▽

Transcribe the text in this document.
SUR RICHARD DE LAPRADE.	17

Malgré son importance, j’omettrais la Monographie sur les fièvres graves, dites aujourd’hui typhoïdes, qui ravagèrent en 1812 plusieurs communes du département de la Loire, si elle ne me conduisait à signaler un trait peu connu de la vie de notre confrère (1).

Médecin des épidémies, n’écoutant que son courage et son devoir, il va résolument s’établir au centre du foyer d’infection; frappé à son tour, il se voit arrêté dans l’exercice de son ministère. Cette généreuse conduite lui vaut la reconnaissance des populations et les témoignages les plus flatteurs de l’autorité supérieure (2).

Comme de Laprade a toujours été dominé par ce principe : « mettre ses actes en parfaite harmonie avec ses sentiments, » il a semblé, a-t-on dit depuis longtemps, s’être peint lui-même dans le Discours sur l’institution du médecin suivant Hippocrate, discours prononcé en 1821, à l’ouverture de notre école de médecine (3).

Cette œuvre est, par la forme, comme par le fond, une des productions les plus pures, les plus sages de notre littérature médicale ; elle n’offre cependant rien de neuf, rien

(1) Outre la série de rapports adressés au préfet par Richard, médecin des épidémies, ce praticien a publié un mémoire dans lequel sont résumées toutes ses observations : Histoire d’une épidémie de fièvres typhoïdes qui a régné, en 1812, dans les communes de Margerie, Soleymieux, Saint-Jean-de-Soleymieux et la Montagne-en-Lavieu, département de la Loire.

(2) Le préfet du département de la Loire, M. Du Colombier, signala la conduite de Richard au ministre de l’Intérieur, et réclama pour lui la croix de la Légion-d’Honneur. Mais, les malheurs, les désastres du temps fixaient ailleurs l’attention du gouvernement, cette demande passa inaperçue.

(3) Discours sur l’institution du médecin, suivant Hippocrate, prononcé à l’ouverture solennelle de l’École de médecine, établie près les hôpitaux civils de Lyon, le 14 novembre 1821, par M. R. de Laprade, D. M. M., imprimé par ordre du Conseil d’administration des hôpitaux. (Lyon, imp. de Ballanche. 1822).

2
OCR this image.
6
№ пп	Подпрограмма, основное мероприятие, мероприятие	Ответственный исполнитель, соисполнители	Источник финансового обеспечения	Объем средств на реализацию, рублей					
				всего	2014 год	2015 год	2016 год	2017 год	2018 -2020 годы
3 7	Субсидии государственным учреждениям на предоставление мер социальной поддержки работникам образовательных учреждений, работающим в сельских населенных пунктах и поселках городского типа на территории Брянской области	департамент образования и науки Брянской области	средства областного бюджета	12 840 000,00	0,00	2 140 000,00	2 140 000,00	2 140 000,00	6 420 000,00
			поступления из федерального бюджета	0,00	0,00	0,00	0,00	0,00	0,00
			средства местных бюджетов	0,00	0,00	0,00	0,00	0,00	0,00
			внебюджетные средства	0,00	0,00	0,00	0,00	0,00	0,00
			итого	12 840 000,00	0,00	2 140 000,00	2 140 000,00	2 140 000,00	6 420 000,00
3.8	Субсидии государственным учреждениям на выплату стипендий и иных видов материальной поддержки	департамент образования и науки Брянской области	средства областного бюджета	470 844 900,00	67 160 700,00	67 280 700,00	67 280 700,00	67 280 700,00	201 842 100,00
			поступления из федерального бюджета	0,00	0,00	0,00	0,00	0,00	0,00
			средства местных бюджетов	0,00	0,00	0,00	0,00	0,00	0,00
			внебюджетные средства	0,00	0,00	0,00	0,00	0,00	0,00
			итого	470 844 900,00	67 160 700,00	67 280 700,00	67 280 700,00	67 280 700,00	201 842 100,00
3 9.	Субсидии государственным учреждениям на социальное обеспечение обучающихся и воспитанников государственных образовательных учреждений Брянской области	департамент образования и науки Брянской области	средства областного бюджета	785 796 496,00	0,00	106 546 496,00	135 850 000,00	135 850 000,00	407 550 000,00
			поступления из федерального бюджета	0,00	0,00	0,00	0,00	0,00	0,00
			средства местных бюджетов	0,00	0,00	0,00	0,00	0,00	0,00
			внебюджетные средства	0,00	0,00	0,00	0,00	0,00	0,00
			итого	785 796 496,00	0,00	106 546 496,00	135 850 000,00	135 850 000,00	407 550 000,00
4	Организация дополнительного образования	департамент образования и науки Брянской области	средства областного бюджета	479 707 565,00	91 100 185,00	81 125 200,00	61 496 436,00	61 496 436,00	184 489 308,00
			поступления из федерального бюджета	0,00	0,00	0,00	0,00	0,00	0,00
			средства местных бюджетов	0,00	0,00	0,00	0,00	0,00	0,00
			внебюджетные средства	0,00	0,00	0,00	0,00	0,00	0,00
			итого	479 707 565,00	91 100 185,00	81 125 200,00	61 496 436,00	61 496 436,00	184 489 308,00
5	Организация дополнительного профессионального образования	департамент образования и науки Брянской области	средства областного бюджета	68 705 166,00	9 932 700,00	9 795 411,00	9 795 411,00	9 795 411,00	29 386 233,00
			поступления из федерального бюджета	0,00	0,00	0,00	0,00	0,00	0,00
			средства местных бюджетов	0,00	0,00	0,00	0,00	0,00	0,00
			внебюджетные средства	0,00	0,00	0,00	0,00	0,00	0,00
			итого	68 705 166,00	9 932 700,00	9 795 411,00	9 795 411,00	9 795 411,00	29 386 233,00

△

[WHAT IS NEEDED]:
Count every line above that holds the word "итого", and state the number and nothing more.

[SOLUTION]:
5